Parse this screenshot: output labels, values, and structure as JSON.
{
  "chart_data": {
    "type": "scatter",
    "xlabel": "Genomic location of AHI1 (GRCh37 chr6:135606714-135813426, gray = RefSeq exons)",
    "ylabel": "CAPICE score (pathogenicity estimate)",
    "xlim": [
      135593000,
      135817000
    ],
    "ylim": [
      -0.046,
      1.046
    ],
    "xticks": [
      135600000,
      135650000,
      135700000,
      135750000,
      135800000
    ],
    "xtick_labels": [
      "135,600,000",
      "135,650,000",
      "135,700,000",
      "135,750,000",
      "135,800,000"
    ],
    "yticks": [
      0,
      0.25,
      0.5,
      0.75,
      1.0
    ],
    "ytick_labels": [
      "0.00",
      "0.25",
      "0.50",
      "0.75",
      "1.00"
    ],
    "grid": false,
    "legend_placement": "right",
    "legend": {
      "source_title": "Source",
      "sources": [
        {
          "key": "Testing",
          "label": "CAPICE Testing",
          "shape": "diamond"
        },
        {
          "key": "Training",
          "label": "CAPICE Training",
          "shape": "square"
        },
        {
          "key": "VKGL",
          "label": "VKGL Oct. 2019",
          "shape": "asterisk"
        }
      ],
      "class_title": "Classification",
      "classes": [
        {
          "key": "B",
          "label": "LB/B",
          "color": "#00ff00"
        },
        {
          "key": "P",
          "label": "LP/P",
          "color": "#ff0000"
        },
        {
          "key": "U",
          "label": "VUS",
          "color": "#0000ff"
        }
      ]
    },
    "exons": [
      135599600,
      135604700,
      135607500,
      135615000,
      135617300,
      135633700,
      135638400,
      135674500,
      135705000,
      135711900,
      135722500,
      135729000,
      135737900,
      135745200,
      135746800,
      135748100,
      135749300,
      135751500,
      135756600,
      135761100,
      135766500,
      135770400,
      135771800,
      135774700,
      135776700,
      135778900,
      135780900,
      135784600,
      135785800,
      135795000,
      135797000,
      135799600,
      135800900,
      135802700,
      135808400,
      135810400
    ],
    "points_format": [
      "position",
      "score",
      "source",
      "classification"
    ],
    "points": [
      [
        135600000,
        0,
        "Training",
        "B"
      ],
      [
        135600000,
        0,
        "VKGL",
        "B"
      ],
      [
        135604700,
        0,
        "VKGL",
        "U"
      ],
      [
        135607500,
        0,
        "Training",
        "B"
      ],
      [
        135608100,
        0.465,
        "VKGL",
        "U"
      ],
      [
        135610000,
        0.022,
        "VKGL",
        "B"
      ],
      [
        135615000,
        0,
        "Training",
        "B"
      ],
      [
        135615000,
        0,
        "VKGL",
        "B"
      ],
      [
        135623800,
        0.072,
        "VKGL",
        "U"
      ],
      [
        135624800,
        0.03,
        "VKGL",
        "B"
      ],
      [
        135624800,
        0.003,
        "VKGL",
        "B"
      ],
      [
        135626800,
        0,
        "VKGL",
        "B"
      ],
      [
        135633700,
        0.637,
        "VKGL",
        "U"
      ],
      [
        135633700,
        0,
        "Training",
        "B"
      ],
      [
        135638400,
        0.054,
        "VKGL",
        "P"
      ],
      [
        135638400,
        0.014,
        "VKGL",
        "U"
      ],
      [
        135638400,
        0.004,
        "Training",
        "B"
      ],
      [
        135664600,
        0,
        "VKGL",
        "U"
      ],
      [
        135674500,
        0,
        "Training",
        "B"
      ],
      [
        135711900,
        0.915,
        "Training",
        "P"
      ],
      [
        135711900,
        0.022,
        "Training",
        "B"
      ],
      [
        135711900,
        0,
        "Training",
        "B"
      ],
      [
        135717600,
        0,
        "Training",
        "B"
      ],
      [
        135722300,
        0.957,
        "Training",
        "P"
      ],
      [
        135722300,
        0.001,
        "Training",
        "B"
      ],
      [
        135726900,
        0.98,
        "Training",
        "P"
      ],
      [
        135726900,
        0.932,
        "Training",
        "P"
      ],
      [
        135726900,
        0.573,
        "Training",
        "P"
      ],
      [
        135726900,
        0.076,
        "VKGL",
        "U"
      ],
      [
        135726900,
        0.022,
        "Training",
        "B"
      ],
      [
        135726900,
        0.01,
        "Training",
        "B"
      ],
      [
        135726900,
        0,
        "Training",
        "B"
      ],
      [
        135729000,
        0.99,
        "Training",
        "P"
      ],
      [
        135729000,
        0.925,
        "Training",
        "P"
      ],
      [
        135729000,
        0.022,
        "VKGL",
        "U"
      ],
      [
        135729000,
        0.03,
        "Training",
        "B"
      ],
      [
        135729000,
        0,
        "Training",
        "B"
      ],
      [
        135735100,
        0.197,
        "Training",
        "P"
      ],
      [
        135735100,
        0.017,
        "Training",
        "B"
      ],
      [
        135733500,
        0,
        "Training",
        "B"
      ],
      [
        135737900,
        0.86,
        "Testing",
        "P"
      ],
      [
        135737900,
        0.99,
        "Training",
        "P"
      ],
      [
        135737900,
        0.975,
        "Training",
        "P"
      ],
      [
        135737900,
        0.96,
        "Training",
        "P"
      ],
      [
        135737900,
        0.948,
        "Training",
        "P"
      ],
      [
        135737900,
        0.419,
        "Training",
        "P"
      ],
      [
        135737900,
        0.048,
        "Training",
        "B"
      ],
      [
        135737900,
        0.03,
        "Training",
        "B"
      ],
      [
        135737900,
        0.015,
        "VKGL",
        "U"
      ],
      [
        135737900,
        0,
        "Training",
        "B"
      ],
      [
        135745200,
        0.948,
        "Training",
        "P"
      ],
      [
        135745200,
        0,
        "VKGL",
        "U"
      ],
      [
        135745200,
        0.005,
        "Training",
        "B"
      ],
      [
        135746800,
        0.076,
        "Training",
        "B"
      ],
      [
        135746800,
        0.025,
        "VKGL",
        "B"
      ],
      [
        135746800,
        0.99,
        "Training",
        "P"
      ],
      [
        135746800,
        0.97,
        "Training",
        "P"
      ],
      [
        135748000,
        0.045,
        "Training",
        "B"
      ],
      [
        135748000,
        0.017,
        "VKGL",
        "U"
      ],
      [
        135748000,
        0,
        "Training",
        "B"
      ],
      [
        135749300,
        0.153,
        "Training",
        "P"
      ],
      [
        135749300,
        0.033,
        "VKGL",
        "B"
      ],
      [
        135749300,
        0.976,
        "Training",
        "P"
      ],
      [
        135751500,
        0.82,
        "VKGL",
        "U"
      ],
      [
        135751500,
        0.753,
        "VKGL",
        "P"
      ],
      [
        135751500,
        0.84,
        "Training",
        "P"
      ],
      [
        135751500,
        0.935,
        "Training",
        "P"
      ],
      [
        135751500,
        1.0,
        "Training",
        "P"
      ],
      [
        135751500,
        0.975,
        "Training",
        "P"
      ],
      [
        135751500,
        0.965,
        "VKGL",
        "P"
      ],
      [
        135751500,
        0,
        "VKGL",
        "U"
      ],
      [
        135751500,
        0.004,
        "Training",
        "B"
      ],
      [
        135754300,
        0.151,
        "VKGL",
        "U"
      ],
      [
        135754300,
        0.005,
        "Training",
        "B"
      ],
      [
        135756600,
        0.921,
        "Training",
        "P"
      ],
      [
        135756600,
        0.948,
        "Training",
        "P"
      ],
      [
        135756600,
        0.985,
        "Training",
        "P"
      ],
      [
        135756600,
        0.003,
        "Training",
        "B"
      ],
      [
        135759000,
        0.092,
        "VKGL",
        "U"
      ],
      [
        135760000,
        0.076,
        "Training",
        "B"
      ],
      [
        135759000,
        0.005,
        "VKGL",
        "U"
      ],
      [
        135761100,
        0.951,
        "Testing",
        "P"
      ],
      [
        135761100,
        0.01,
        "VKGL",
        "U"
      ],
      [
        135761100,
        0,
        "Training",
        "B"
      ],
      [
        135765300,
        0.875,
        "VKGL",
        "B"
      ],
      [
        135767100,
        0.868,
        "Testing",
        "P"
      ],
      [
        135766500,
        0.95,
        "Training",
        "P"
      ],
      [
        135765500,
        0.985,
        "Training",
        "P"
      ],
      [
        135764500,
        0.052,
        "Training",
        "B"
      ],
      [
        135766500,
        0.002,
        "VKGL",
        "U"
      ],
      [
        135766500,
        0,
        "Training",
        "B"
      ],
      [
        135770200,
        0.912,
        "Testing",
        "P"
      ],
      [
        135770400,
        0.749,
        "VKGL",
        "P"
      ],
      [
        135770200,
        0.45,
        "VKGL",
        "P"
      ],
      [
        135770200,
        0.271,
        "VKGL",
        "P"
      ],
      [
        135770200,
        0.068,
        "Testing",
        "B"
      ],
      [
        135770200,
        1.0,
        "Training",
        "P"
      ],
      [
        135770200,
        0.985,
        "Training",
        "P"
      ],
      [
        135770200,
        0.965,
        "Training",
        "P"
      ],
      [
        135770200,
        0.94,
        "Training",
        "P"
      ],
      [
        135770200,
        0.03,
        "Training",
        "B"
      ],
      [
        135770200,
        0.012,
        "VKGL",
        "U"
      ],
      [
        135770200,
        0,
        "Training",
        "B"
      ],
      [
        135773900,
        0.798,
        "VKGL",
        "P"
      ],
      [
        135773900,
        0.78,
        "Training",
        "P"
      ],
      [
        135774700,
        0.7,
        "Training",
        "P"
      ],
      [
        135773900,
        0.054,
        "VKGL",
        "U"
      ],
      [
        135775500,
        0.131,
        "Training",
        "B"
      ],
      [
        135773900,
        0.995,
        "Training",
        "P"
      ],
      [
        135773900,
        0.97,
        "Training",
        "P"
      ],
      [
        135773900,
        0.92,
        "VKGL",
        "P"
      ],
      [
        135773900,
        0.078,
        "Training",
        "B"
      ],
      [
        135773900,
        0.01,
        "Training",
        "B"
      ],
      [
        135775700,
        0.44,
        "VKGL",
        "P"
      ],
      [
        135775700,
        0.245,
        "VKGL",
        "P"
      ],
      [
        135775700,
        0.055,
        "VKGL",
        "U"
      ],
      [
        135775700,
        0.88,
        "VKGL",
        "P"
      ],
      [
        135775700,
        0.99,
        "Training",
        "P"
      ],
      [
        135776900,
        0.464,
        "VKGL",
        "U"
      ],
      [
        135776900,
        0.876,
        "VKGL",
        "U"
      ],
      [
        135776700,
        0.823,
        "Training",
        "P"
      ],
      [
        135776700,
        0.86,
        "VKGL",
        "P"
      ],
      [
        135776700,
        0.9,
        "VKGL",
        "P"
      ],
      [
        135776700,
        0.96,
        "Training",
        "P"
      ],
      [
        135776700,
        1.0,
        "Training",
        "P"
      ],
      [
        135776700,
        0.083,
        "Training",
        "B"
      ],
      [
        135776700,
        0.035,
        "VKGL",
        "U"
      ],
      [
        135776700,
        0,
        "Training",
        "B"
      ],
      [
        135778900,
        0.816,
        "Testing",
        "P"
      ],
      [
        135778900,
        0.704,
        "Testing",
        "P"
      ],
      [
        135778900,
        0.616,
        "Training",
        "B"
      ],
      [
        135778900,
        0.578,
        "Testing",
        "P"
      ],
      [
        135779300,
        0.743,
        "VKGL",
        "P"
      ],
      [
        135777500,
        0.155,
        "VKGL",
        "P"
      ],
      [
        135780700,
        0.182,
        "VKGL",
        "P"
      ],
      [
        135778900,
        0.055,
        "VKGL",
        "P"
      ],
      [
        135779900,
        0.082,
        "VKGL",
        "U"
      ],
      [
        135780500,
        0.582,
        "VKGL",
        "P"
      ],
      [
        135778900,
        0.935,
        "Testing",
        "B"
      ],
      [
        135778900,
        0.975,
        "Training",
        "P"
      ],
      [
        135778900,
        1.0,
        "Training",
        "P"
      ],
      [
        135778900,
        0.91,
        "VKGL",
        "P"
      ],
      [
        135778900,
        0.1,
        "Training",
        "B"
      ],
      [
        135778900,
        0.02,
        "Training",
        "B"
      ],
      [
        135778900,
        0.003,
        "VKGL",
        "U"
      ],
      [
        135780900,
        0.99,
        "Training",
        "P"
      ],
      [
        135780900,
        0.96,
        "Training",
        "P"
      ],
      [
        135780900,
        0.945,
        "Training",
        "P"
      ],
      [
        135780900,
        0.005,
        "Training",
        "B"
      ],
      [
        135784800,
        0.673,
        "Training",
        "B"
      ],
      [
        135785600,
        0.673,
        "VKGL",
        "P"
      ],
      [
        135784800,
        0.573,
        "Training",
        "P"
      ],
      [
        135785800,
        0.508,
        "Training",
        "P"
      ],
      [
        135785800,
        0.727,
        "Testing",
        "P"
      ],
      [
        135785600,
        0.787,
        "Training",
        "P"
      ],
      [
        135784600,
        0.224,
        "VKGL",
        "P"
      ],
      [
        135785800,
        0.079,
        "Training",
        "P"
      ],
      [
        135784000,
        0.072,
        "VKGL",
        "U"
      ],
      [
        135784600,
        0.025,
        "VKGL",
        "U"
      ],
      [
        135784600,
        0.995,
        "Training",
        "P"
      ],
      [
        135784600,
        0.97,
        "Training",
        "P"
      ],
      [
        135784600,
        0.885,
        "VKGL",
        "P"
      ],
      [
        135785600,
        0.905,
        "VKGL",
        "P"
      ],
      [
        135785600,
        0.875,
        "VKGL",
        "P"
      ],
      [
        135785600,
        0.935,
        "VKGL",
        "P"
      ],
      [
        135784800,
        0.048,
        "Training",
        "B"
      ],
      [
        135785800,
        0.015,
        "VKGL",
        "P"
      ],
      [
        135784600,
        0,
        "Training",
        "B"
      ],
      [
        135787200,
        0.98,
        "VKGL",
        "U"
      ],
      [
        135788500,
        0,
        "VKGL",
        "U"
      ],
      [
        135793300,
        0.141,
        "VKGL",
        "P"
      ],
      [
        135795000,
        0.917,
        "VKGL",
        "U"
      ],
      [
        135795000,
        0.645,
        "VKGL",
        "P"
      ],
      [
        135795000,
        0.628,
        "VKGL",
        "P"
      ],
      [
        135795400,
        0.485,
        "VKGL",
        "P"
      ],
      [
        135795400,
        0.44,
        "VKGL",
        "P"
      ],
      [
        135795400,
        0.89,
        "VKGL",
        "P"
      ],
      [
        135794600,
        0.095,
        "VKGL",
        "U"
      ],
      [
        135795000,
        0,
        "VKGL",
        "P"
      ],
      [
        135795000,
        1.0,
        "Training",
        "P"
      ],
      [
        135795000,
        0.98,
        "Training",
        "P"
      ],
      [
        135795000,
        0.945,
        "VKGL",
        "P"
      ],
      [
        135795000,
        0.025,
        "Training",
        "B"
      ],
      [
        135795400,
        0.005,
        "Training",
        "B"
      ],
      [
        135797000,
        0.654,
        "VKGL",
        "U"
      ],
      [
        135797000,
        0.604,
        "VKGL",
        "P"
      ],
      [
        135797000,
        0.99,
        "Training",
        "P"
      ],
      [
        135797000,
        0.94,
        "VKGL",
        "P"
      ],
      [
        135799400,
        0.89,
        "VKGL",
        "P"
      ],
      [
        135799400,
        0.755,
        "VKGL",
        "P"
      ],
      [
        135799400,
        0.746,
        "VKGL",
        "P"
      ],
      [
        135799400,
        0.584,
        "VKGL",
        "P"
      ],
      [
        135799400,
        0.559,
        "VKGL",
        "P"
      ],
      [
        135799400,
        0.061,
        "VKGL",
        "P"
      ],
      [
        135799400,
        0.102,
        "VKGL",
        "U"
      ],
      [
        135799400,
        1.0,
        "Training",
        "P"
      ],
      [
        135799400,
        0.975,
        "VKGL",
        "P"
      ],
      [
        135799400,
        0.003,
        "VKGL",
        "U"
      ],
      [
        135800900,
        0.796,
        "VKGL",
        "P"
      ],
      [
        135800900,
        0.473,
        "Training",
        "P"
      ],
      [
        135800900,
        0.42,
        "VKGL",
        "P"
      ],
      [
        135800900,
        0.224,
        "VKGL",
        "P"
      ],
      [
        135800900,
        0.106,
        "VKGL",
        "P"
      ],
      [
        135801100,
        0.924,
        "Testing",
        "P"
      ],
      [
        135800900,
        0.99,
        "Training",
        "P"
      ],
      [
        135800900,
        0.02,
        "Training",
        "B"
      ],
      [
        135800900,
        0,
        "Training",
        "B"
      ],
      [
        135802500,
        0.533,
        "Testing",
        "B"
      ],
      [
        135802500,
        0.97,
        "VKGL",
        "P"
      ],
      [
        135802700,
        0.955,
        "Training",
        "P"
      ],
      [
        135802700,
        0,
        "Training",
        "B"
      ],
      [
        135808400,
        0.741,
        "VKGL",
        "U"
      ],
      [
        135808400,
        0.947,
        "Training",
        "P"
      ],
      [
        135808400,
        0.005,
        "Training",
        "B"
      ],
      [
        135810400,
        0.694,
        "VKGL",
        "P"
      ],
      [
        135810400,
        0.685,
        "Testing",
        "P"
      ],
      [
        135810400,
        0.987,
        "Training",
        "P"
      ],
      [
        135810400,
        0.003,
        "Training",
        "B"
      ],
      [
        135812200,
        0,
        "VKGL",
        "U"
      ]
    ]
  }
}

---+---

■ **Work item**
Collect the lines of the data that carry the word "score".

■ **Task response**
    "ylabel": "CAPICE score (pathogenicity estimate)",
      "score",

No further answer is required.